- [TASK]: Select, from the material below, each line with "xlabel" in it.

- [MATERIAL FOR THIS TASK]:
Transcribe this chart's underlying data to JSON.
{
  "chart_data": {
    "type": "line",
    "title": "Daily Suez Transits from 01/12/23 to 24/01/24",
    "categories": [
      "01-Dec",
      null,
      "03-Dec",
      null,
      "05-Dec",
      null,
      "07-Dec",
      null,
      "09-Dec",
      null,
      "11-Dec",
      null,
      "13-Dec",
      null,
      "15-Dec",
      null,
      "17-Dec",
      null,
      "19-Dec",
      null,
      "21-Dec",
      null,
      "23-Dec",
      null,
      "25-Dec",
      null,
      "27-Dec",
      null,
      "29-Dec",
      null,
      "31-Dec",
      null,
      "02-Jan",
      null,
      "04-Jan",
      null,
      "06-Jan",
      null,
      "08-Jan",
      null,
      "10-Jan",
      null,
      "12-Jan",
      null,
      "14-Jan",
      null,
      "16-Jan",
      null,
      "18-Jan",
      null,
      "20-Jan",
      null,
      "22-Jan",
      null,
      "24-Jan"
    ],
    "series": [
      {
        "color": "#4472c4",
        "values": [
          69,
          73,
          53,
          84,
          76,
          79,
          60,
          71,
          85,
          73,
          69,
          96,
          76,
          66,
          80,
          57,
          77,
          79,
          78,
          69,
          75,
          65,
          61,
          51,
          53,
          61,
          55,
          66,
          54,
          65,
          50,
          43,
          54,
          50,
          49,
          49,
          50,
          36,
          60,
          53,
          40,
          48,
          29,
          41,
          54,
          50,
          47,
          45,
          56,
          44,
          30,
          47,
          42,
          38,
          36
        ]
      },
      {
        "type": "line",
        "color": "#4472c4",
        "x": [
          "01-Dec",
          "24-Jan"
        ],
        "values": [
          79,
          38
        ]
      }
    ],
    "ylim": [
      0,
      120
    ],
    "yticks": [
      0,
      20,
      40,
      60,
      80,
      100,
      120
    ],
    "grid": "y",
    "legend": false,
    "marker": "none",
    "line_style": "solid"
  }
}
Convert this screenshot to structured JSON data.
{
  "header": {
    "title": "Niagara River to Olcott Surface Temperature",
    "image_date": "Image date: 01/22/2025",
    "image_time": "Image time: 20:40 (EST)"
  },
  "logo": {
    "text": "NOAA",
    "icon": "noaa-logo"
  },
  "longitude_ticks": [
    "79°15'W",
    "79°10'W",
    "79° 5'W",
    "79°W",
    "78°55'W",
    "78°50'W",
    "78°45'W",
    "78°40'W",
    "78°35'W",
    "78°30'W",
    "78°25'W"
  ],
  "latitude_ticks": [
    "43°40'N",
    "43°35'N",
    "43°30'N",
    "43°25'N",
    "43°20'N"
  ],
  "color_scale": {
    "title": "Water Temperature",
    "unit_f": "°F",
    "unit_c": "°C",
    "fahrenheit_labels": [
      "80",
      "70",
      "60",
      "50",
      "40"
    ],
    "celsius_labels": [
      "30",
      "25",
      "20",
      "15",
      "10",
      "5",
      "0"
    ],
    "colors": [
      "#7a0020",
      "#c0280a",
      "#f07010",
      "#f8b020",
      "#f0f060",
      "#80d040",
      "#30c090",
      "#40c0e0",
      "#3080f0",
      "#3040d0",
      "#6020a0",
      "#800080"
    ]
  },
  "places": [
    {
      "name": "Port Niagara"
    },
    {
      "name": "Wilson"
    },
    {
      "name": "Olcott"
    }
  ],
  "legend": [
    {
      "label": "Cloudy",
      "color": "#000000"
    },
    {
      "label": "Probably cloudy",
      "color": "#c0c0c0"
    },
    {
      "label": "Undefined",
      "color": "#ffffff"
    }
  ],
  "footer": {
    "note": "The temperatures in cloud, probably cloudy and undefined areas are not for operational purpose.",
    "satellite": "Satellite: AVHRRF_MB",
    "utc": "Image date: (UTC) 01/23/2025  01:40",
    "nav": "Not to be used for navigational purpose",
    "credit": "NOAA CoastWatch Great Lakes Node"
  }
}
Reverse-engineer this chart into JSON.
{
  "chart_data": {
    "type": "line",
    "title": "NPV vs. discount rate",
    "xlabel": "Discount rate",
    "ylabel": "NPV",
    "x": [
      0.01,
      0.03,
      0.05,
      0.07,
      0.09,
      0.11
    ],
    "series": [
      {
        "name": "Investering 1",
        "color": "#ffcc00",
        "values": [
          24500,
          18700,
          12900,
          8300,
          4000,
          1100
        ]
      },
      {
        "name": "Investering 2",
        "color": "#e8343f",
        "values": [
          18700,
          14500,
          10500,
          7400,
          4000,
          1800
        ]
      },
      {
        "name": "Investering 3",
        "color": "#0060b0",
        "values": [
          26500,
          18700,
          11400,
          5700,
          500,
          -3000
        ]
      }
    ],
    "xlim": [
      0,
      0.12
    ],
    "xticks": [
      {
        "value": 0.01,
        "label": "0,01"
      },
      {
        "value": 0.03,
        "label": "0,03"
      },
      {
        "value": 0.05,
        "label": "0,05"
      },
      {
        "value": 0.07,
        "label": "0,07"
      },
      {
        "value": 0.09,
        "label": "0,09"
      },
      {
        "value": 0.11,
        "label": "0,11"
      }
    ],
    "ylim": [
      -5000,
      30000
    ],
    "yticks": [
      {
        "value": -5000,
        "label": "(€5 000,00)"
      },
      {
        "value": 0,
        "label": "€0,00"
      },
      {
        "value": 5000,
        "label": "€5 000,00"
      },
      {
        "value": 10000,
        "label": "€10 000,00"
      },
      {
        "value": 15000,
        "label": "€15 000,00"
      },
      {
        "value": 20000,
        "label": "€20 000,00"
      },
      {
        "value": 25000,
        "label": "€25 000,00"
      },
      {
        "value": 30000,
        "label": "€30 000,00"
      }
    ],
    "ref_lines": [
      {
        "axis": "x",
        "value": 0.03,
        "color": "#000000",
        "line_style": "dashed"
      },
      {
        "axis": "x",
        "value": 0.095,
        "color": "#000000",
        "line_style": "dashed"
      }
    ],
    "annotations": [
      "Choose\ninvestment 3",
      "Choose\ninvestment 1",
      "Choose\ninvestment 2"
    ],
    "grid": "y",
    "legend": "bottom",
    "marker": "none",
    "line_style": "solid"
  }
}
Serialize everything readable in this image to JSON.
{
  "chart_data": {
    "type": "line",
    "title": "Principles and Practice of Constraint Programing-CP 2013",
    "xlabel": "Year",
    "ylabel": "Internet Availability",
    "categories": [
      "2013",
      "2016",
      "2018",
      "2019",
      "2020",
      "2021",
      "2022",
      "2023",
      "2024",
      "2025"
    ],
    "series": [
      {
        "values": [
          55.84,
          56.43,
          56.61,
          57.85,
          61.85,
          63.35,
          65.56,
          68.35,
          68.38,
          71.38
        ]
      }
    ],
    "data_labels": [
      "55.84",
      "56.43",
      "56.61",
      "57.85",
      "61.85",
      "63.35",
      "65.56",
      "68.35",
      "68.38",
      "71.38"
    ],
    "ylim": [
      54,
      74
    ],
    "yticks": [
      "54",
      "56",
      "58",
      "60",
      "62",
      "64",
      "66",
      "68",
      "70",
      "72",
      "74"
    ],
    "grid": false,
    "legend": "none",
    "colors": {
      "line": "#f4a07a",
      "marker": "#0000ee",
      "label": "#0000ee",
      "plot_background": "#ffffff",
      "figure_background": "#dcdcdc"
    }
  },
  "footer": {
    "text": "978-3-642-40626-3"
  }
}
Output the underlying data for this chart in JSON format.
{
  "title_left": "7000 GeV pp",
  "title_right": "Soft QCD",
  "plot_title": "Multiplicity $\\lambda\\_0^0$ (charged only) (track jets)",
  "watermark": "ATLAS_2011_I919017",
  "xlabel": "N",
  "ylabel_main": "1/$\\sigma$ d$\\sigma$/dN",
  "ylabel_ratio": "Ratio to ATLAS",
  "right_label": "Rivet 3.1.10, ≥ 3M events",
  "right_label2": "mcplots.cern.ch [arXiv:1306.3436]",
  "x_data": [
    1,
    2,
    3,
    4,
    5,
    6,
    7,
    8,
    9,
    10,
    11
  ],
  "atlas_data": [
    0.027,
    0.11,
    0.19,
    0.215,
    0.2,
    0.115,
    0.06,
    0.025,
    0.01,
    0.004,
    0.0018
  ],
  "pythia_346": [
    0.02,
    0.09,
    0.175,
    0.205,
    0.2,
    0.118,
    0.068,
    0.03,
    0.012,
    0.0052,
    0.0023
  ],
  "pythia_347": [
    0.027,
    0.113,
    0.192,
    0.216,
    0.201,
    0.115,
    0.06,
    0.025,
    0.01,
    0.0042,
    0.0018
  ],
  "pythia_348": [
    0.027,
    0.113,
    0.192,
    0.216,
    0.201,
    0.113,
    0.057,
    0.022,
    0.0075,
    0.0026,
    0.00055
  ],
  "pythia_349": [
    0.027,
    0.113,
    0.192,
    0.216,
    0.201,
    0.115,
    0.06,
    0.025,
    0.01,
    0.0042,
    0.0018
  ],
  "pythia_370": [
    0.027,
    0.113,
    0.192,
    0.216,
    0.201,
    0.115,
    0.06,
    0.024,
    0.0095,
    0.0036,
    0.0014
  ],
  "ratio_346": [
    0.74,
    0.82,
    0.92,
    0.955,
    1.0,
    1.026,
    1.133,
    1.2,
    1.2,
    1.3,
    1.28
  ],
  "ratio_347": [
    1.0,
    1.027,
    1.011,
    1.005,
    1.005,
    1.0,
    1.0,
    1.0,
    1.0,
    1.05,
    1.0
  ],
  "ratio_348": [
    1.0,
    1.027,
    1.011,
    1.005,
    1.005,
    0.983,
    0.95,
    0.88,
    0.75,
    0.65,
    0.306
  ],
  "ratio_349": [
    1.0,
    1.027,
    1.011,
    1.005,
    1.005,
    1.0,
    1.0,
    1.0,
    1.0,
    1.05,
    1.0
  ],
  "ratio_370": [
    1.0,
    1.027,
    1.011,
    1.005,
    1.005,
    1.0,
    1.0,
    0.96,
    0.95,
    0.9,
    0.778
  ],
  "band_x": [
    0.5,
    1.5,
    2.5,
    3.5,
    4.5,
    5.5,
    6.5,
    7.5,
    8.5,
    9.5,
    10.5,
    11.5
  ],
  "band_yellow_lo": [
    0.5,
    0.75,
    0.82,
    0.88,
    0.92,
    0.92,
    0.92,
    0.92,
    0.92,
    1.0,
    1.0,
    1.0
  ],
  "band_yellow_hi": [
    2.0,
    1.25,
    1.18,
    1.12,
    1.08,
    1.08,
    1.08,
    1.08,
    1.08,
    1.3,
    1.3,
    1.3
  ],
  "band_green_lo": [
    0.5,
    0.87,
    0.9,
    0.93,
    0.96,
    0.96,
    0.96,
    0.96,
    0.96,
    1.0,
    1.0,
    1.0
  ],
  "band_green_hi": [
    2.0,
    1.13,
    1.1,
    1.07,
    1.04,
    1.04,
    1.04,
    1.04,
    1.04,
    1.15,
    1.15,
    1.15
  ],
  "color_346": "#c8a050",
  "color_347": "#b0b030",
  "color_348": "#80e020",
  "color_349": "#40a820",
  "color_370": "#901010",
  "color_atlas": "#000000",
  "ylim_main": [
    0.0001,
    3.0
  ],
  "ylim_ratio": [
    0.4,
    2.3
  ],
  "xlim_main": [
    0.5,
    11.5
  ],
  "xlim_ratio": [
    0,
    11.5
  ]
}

- [REPLY TO THE EXERCISE]:
    "xlabel": "Discount rate",
    "xlabel": "Year",
  "xlabel": "N",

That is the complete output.